[RAW DATA start]

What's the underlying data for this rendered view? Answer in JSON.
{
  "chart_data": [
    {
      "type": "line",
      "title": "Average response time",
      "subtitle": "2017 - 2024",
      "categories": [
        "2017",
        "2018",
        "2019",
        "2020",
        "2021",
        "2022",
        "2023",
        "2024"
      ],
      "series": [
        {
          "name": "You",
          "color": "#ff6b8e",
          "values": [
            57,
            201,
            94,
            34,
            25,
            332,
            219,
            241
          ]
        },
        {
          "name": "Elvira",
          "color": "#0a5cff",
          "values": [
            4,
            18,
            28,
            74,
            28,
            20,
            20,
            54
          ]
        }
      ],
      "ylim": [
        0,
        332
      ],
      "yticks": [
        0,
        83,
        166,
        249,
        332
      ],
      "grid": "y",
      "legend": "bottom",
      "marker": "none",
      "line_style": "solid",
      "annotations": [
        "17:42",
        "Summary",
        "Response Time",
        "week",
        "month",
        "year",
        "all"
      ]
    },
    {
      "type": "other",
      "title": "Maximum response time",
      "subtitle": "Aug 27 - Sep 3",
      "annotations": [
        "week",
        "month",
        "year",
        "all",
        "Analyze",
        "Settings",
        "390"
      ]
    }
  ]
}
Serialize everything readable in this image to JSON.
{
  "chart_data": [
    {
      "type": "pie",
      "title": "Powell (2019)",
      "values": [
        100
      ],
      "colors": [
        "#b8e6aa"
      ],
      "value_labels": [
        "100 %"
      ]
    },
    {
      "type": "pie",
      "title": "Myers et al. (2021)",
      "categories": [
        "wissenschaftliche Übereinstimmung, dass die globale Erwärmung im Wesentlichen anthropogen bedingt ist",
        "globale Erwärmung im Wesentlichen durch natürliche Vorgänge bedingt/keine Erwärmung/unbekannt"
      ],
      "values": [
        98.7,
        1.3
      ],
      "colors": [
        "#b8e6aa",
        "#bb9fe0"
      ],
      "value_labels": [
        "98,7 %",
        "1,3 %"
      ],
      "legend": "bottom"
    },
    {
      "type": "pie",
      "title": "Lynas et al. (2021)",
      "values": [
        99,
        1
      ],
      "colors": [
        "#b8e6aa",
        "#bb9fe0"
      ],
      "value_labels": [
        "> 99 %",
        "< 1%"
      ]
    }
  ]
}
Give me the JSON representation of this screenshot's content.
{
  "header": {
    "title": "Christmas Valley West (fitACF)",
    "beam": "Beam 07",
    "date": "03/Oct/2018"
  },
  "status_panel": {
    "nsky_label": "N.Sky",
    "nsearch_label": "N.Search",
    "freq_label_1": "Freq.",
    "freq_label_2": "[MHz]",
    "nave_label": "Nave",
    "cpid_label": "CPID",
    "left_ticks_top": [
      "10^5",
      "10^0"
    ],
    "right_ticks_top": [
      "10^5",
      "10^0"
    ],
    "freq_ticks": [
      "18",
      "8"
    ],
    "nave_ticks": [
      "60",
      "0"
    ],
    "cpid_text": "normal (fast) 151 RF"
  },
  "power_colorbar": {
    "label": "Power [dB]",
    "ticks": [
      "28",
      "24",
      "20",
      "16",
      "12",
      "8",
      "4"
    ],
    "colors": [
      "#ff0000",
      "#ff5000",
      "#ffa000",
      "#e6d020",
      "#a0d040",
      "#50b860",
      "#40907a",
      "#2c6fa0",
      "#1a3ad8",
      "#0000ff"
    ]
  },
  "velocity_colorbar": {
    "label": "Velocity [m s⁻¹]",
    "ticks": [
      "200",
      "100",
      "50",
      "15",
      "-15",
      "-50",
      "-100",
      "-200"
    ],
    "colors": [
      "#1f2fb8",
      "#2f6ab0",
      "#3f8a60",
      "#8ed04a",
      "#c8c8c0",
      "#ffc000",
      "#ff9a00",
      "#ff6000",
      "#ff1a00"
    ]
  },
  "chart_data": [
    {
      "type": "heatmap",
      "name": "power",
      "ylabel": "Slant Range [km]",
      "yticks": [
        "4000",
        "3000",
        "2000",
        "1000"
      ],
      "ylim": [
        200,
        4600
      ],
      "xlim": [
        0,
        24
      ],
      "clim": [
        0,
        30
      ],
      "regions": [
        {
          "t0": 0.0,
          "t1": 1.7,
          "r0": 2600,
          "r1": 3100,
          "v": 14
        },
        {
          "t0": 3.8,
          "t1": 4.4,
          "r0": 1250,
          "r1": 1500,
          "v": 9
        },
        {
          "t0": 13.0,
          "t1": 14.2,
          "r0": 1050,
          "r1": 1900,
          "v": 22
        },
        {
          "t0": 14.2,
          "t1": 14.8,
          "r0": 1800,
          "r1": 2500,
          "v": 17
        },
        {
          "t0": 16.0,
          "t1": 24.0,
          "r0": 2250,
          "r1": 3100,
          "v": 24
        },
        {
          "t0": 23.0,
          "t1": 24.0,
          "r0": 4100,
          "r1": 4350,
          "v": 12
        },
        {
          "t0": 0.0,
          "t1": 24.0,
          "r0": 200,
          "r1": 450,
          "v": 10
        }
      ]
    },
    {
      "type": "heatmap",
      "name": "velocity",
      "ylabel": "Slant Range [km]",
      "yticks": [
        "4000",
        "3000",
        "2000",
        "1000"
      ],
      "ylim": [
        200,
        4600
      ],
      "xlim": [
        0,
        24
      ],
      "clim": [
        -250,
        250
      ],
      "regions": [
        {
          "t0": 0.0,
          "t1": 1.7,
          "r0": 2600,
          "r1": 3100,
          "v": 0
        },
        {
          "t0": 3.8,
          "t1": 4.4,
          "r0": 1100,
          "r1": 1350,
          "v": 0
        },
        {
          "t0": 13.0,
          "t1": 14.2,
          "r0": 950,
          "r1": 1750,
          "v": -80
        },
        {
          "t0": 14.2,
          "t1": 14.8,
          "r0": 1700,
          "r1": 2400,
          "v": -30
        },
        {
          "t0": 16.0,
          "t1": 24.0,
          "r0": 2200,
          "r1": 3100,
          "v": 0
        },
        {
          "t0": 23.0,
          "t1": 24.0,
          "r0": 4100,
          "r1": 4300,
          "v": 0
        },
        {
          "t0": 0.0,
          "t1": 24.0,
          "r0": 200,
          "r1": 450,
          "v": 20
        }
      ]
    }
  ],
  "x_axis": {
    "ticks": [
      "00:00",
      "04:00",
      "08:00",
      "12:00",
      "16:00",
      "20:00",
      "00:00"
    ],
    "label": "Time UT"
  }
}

[RAW DATA end]

§ AIM
Using the data above, print every record exactly as shown.

§ SOLUTION FOR THIS PROBLEM
What's the underlying data for this rendered view? Answer in JSON.
{
  "chart_data": [
    {
      "type": "line",
      "title": "Average response time",
      "subtitle": "2017 - 2024",
      "categories": [
        "2017",
        "2018",
        "2019",
        "2020",
        "2021",
        "2022",
        "2023",
        "2024"
      ],
      "series": [
        {
          "name": "You",
          "color": "#ff6b8e",
          "values": [
            57,
            201,
            94,
            34,
            25,
            332,
            219,
            241
          ]
        },
        {
          "name": "Elvira",
          "color": "#0a5cff",
          "values": [
            4,
            18,
            28,
            74,
            28,
            20,
            20,
            54
          ]
        }
      ],
      "ylim": [
        0,
        332
      ],
      "yticks": [
        0,
        83,
        166,
        249,
        332
      ],
      "grid": "y",
      "legend": "bottom",
      "marker": "none",
      "line_style": "solid",
      "annotations": [
        "17:42",
        "Summary",
        "Response Time",
        "week",
        "month",
        "year",
        "all"
      ]
    },
    {
      "type": "other",
      "title": "Maximum response time",
      "subtitle": "Aug 27 - Sep 3",
      "annotations": [
        "week",
        "month",
        "year",
        "all",
        "Analyze",
        "Settings",
        "390"
      ]
    }
  ]
}
Serialize everything readable in this image to JSON.
{
  "chart_data": [
    {
      "type": "pie",
      "title": "Powell (2019)",
      "values": [
        100
      ],
      "colors": [
        "#b8e6aa"
      ],
      "value_labels": [
        "100 %"
      ]
    },
    {
      "type": "pie",
      "title": "Myers et al. (2021)",
      "categories": [
        "wissenschaftliche Übereinstimmung, dass die globale Erwärmung im Wesentlichen anthropogen bedingt ist",
        "globale Erwärmung im Wesentlichen durch natürliche Vorgänge bedingt/keine Erwärmung/unbekannt"
      ],
      "values": [
        98.7,
        1.3
      ],
      "colors": [
        "#b8e6aa",
        "#bb9fe0"
      ],
      "value_labels": [
        "98,7 %",
        "1,3 %"
      ],
      "legend": "bottom"
    },
    {
      "type": "pie",
      "title": "Lynas et al. (2021)",
      "values": [
        99,
        1
      ],
      "colors": [
        "#b8e6aa",
        "#bb9fe0"
      ],
      "value_labels": [
        "> 99 %",
        "< 1%"
      ]
    }
  ]
}
Give me the JSON representation of this screenshot's content.
{
  "header": {
    "title": "Christmas Valley West (fitACF)",
    "beam": "Beam 07",
    "date": "03/Oct/2018"
  },
  "status_panel": {
    "nsky_label": "N.Sky",
    "nsearch_label": "N.Search",
    "freq_label_1": "Freq.",
    "freq_label_2": "[MHz]",
    "nave_label": "Nave",
    "cpid_label": "CPID",
    "left_ticks_top": [
      "10^5",
      "10^0"
    ],
    "right_ticks_top": [
      "10^5",
      "10^0"
    ],
    "freq_ticks": [
      "18",
      "8"
    ],
    "nave_ticks": [
      "60",
      "0"
    ],
    "cpid_text": "normal (fast) 151 RF"
  },
  "power_colorbar": {
    "label": "Power [dB]",
    "ticks": [
      "28",
      "24",
      "20",
      "16",
      "12",
      "8",
      "4"
    ],
    "colors": [
      "#ff0000",
      "#ff5000",
      "#ffa000",
      "#e6d020",
      "#a0d040",
      "#50b860",
      "#40907a",
      "#2c6fa0",
      "#1a3ad8",
      "#0000ff"
    ]
  },
  "velocity_colorbar": {
    "label": "Velocity [m s⁻¹]",
    "ticks": [
      "200",
      "100",
      "50",
      "15",
      "-15",
      "-50",
      "-100",
      "-200"
    ],
    "colors": [
      "#1f2fb8",
      "#2f6ab0",
      "#3f8a60",
      "#8ed04a",
      "#c8c8c0",
      "#ffc000",
      "#ff9a00",
      "#ff6000",
      "#ff1a00"
    ]
  },
  "chart_data": [
    {
      "type": "heatmap",
      "name": "power",
      "ylabel": "Slant Range [km]",
      "yticks": [
        "4000",
        "3000",
        "2000",
        "1000"
      ],
      "ylim": [
        200,
        4600
      ],
      "xlim": [
        0,
        24
      ],
      "clim": [
        0,
        30
      ],
      "regions": [
        {
          "t0": 0.0,
          "t1": 1.7,
          "r0": 2600,
          "r1": 3100,
          "v": 14
        },
        {
          "t0": 3.8,
          "t1": 4.4,
          "r0": 1250,
          "r1": 1500,
          "v": 9
        },
        {
          "t0": 13.0,
          "t1": 14.2,
          "r0": 1050,
          "r1": 1900,
          "v": 22
        },
        {
          "t0": 14.2,
          "t1": 14.8,
          "r0": 1800,
          "r1": 2500,
          "v": 17
        },
        {
          "t0": 16.0,
          "t1": 24.0,
          "r0": 2250,
          "r1": 3100,
          "v": 24
        },
        {
          "t0": 23.0,
          "t1": 24.0,
          "r0": 4100,
          "r1": 4350,
          "v": 12
        },
        {
          "t0": 0.0,
          "t1": 24.0,
          "r0": 200,
          "r1": 450,
          "v": 10
        }
      ]
    },
    {
      "type": "heatmap",
      "name": "velocity",
      "ylabel": "Slant Range [km]",
      "yticks": [
        "4000",
        "3000",
        "2000",
        "1000"
      ],
      "ylim": [
        200,
        4600
      ],
      "xlim": [
        0,
        24
      ],
      "clim": [
        -250,
        250
      ],
      "regions": [
        {
          "t0": 0.0,
          "t1": 1.7,
          "r0": 2600,
          "r1": 3100,
          "v": 0
        },
        {
          "t0": 3.8,
          "t1": 4.4,
          "r0": 1100,
          "r1": 1350,
          "v": 0
        },
        {
          "t0": 13.0,
          "t1": 14.2,
          "r0": 950,
          "r1": 1750,
          "v": -80
        },
        {
          "t0": 14.2,
          "t1": 14.8,
          "r0": 1700,
          "r1": 2400,
          "v": -30
        },
        {
          "t0": 16.0,
          "t1": 24.0,
          "r0": 2200,
          "r1": 3100,
          "v": 0
        },
        {
          "t0": 23.0,
          "t1": 24.0,
          "r0": 4100,
          "r1": 4300,
          "v": 0
        },
        {
          "t0": 0.0,
          "t1": 24.0,
          "r0": 200,
          "r1": 450,
          "v": 20
        }
      ]
    }
  ],
  "x_axis": {
    "ticks": [
      "00:00",
      "04:00",
      "08:00",
      "12:00",
      "16:00",
      "20:00",
      "00:00"
    ],
    "label": "Time UT"
  }
}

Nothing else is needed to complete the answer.